Locate the lines where "content" occurs and copy them as they stand.

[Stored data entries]
⁂

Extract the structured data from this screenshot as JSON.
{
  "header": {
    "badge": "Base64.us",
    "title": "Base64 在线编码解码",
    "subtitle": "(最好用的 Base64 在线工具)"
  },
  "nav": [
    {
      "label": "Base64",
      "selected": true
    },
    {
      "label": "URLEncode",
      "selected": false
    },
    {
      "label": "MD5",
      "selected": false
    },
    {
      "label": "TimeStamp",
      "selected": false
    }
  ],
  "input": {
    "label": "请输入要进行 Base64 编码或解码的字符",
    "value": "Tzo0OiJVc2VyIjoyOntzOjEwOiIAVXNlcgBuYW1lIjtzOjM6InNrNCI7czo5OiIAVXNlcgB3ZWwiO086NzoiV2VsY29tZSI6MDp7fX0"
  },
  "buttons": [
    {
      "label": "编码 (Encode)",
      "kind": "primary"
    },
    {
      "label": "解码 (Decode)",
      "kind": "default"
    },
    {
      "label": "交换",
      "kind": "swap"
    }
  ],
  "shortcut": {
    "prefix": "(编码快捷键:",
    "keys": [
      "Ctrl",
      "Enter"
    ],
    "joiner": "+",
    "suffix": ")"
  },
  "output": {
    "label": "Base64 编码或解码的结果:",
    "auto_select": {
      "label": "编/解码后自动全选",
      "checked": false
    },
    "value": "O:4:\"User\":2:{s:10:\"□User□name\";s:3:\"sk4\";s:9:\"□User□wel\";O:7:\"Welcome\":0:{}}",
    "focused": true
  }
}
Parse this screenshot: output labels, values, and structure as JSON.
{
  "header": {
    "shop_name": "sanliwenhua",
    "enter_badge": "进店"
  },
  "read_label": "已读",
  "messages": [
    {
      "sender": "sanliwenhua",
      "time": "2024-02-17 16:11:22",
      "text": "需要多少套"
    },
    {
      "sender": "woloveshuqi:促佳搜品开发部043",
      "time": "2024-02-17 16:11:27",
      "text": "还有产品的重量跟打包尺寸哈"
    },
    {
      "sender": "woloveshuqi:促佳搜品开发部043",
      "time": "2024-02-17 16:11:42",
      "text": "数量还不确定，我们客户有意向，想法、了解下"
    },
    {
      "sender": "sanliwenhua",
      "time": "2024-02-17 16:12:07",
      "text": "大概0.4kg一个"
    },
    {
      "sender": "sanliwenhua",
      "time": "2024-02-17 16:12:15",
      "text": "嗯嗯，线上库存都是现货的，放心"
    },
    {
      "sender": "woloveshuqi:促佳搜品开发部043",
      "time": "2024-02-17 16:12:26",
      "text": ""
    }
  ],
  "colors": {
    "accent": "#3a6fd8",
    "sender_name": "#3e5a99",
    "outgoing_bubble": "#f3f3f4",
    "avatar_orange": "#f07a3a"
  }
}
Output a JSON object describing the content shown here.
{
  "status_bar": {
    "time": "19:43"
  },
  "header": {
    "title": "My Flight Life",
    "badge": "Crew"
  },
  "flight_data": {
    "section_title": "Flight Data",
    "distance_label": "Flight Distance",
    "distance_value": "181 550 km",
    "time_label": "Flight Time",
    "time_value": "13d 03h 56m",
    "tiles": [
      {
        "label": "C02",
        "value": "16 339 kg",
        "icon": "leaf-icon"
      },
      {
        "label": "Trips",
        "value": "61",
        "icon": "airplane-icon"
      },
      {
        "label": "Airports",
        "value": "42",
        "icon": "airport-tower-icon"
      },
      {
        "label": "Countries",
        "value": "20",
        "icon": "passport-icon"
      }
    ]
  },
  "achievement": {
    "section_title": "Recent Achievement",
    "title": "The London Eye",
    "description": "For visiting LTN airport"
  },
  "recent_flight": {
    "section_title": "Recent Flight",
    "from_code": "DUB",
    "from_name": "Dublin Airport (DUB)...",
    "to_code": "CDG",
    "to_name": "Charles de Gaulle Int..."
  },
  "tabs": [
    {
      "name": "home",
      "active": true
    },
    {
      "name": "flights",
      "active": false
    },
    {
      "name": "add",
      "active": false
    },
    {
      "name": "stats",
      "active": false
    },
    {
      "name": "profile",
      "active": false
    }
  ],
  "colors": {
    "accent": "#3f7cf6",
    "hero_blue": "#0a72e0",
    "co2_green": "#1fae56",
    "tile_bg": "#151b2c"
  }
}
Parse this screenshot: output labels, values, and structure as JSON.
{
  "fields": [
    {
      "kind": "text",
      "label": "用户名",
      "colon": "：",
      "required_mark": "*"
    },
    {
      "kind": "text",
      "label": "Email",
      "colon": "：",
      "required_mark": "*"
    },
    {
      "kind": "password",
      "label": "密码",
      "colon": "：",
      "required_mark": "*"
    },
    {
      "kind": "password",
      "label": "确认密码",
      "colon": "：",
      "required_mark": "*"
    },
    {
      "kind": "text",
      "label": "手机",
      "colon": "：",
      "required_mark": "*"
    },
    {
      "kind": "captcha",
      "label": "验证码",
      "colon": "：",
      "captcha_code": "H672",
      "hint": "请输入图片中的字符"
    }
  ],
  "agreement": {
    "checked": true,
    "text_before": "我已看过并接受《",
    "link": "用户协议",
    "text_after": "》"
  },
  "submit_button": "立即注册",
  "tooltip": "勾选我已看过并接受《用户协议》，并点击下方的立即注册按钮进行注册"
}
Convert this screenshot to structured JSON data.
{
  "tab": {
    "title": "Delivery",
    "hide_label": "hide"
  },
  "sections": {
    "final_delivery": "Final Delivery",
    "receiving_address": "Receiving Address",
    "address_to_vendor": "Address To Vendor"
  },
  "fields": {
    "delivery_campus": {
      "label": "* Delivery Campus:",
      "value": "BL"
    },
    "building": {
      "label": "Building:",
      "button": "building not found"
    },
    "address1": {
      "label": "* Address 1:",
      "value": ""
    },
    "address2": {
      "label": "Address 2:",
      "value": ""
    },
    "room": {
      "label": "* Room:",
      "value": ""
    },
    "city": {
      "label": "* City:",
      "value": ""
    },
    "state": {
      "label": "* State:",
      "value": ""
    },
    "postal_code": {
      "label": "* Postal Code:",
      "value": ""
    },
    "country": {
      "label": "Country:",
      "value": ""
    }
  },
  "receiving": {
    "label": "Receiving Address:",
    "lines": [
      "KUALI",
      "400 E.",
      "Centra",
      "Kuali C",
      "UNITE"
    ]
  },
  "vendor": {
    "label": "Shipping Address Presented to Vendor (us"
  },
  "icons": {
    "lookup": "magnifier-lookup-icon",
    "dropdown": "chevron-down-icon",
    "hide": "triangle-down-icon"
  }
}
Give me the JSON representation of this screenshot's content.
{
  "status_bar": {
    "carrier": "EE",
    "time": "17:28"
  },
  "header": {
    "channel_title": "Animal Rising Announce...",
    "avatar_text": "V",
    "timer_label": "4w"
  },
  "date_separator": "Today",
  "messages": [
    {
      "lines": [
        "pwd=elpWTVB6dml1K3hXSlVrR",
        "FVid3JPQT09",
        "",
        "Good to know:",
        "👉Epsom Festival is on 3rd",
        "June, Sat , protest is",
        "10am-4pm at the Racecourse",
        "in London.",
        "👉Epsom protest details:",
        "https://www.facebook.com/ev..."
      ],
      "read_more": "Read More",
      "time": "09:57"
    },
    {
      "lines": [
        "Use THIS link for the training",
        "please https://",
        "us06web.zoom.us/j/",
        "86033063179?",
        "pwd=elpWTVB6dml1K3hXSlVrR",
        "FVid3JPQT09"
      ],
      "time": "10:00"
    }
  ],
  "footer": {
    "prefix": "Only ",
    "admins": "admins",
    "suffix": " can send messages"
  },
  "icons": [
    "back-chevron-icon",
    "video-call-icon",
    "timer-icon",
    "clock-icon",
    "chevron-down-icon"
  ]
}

⁂

TASK RESPONSE —
Output a JSON object describing the content shown here.
Give me the JSON representation of this screenshot's content.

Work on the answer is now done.